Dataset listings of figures

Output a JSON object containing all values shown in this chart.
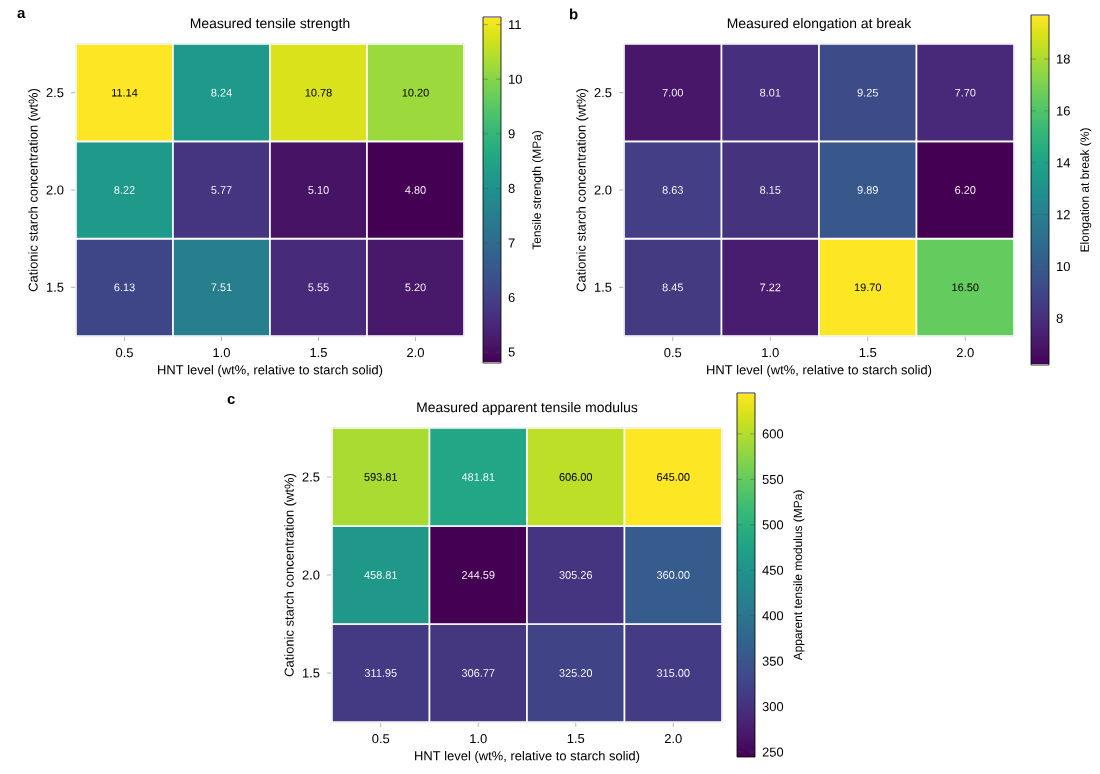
{
  "chart_data": [
    {
      "type": "heatmap",
      "title": "Measured tensile strength",
      "xlabel": "HNT level (wt%, relative to starch solid)",
      "ylabel": "Cationic starch concentration (wt%)",
      "clabel": "Tensile strength (MPa)",
      "annotations": [
        "a"
      ],
      "categories": [
        "0.5",
        "1.0",
        "1.5",
        "2.0"
      ],
      "y_categories": [
        "2.5",
        "2.0",
        "1.5"
      ],
      "cells": [
        [
          11.14,
          8.24,
          10.78,
          10.2
        ],
        [
          8.22,
          5.77,
          5.1,
          4.8
        ],
        [
          6.13,
          7.51,
          5.55,
          5.2
        ]
      ],
      "cell_labels": [
        [
          "11.14",
          "8.24",
          "10.78",
          "10.20"
        ],
        [
          "8.22",
          "5.77",
          "5.10",
          "4.80"
        ],
        [
          "6.13",
          "7.51",
          "5.55",
          "5.20"
        ]
      ],
      "clim": [
        4.8,
        11.14
      ],
      "cticks": [
        5,
        6,
        7,
        8,
        9,
        10,
        11
      ]
    },
    {
      "type": "heatmap",
      "title": "Measured elongation at break",
      "xlabel": "HNT level (wt%, relative to starch solid)",
      "ylabel": "Cationic starch concentration (wt%)",
      "clabel": "Elongation at break (%)",
      "annotations": [
        "b"
      ],
      "categories": [
        "0.5",
        "1.0",
        "1.5",
        "2.0"
      ],
      "y_categories": [
        "2.5",
        "2.0",
        "1.5"
      ],
      "cells": [
        [
          7.0,
          8.01,
          9.25,
          7.7
        ],
        [
          8.63,
          8.15,
          9.89,
          6.2
        ],
        [
          8.45,
          7.22,
          19.7,
          16.5
        ]
      ],
      "cell_labels": [
        [
          "7.00",
          "8.01",
          "9.25",
          "7.70"
        ],
        [
          "8.63",
          "8.15",
          "9.89",
          "6.20"
        ],
        [
          "8.45",
          "7.22",
          "19.70",
          "16.50"
        ]
      ],
      "clim": [
        6.2,
        19.7
      ],
      "cticks": [
        8,
        10,
        12,
        14,
        16,
        18
      ]
    },
    {
      "type": "heatmap",
      "title": "Measured apparent tensile modulus",
      "xlabel": "HNT level (wt%, relative to starch solid)",
      "ylabel": "Cationic starch concentration (wt%)",
      "clabel": "Apparent tensile modulus (MPa)",
      "annotations": [
        "c"
      ],
      "categories": [
        "0.5",
        "1.0",
        "1.5",
        "2.0"
      ],
      "y_categories": [
        "2.5",
        "2.0",
        "1.5"
      ],
      "cells": [
        [
          593.81,
          481.81,
          606.0,
          645.0
        ],
        [
          458.81,
          244.59,
          305.26,
          360.0
        ],
        [
          311.95,
          306.77,
          325.2,
          315.0
        ]
      ],
      "cell_labels": [
        [
          "593.81",
          "481.81",
          "606.00",
          "645.00"
        ],
        [
          "458.81",
          "244.59",
          "305.26",
          "360.00"
        ],
        [
          "311.95",
          "306.77",
          "325.20",
          "315.00"
        ]
      ],
      "clim": [
        244.59,
        645.0
      ],
      "cticks": [
        250,
        300,
        350,
        400,
        450,
        500,
        550,
        600
      ]
    }
  ]
}
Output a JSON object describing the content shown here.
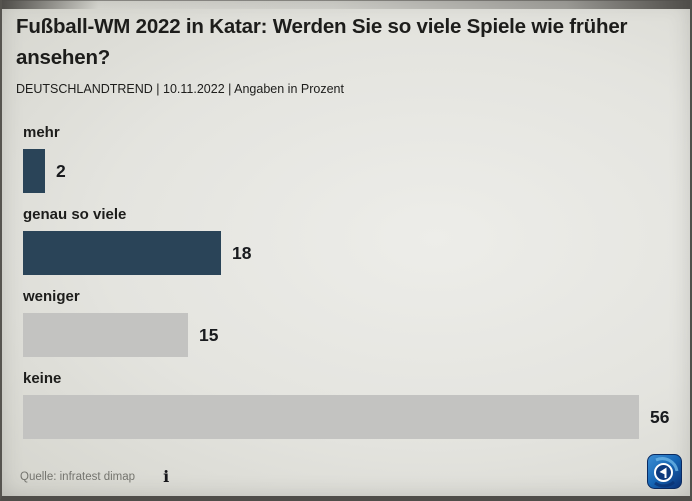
{
  "header": {
    "title": "Fußball-WM 2022 in Katar: Werden Sie so viele Spiele wie früher ansehen?",
    "subtitle": "DEUTSCHLANDTREND | 10.11.2022 | Angaben in Prozent"
  },
  "chart_data": {
    "type": "bar",
    "orientation": "horizontal",
    "title": "Fußball-WM 2022 in Katar: Werden Sie so viele Spiele wie früher ansehen?",
    "unit": "Prozent",
    "categories": [
      "mehr",
      "genau so viele",
      "weniger",
      "keine"
    ],
    "values": [
      2,
      18,
      15,
      56
    ],
    "bar_colors": [
      "#2a4458",
      "#2a4458",
      "#c3c3c1",
      "#c3c3c1"
    ],
    "xlim": [
      0,
      60
    ],
    "grid": false,
    "legend": "none",
    "value_labels_shown": true
  },
  "footer": {
    "source": "Quelle: infratest dimap",
    "info_icon_glyph": "i"
  },
  "colors": {
    "bar_highlight": "#2a4458",
    "bar_muted": "#c3c3c1",
    "text": "#1d1d1b",
    "source_text": "#74746e",
    "logo_blue": "#0d4da0"
  }
}
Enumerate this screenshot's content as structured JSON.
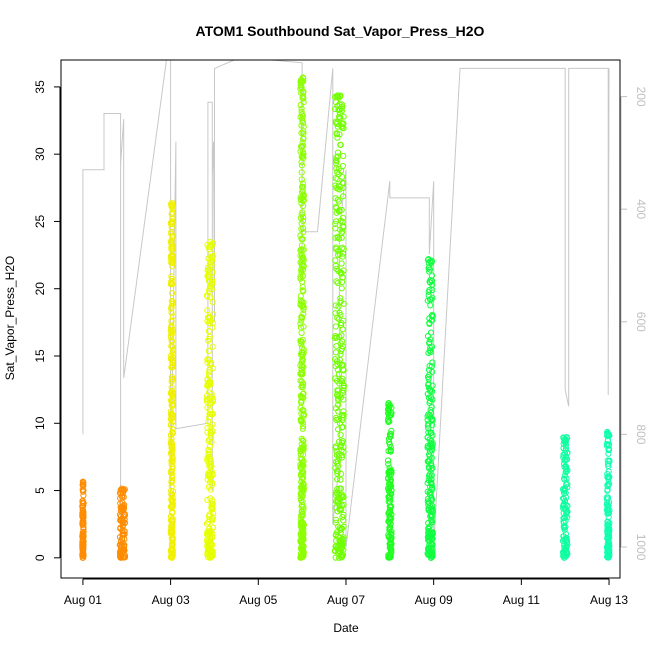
{
  "chart_data": {
    "type": "scatter",
    "title": "ATOM1 Southbound Sat_Vapor_Press_H2O",
    "xlabel": "Date",
    "ylabel": "Sat_Vapor_Press_H2O",
    "x_unit": "day of August",
    "xlim": [
      0.5,
      13.25
    ],
    "ylim": [
      -1.5,
      37
    ],
    "x_ticks": [
      1,
      3,
      5,
      7,
      9,
      11,
      13
    ],
    "x_tick_labels": [
      "Aug 01",
      "Aug 03",
      "Aug 05",
      "Aug 07",
      "Aug 09",
      "Aug 11",
      "Aug 13"
    ],
    "y_ticks": [
      0,
      5,
      10,
      15,
      20,
      25,
      30,
      35
    ],
    "y_tick_labels": [
      "0",
      "5",
      "10",
      "15",
      "20",
      "25",
      "30",
      "35"
    ],
    "right_axis": {
      "label": "",
      "reversed": true,
      "lim": [
        135,
        1055
      ],
      "ticks": [
        200,
        400,
        600,
        800,
        1000
      ],
      "tick_labels": [
        "200",
        "400",
        "600",
        "800",
        "1000"
      ],
      "color": "#c0c0c0"
    },
    "grid": false,
    "legend": "none",
    "marker": "open circle",
    "clusters": [
      {
        "x_center": 1.0,
        "x_span": 0.03,
        "y_max": 5.7,
        "color": "#ff8c00"
      },
      {
        "x_center": 1.9,
        "x_span": 0.12,
        "y_max": 5.2,
        "color": "#ff8c00"
      },
      {
        "x_center": 3.03,
        "x_span": 0.05,
        "y_max": 26.4,
        "color": "#f0f000"
      },
      {
        "x_center": 3.9,
        "x_span": 0.14,
        "y_max": 23.5,
        "color": "#e6ff00"
      },
      {
        "x_center": 6.0,
        "x_span": 0.08,
        "y_max": 35.7,
        "color": "#8cff00"
      },
      {
        "x_center": 6.85,
        "x_span": 0.2,
        "y_max": 34.5,
        "color": "#70ff00"
      },
      {
        "x_center": 8.0,
        "x_span": 0.08,
        "y_max": 11.5,
        "color": "#20ff20"
      },
      {
        "x_center": 8.92,
        "x_span": 0.12,
        "y_max": 22.3,
        "color": "#10ff40"
      },
      {
        "x_center": 12.0,
        "x_span": 0.1,
        "y_max": 9.0,
        "color": "#10ffa0"
      },
      {
        "x_center": 12.98,
        "x_span": 0.06,
        "y_max": 9.4,
        "color": "#10ffb0"
      }
    ],
    "pressure_trace": {
      "color": "#c8c8c8",
      "x": [
        1.0,
        1.0,
        1.0,
        1.0,
        1.48,
        1.48,
        1.86,
        1.86,
        1.86,
        1.86,
        1.86,
        1.93,
        1.93,
        3.0,
        3.0,
        3.0,
        3.12,
        3.12,
        3.85,
        3.85,
        3.95,
        3.95,
        3.95,
        3.98,
        4.0,
        4.0,
        4.6,
        6.0,
        6.0,
        6.0,
        6.35,
        6.7,
        6.7,
        6.85,
        6.85,
        7.0,
        7.0,
        8.0,
        8.0,
        8.85,
        8.9,
        8.9,
        9.0,
        9.0,
        9.6,
        12.0,
        12.0,
        12.05,
        12.08,
        12.08,
        12.98,
        12.98,
        13.0
      ],
      "y": [
        560,
        580,
        800,
        330,
        330,
        230,
        230,
        700,
        1000,
        790,
        320,
        240,
        700,
        80,
        80,
        910,
        280,
        790,
        780,
        210,
        210,
        900,
        340,
        280,
        600,
        150,
        130,
        140,
        520,
        440,
        440,
        150,
        960,
        850,
        440,
        330,
        1000,
        350,
        380,
        380,
        380,
        480,
        350,
        1000,
        150,
        150,
        720,
        740,
        750,
        150,
        150,
        730,
        150
      ]
    }
  }
}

[Goal] Show every line above in which the word "Measured" occurs.

[Solution]
      "title": "Measured tensile strength",
      "title": "Measured elongation at break",
      "title": "Measured apparent tensile modulus",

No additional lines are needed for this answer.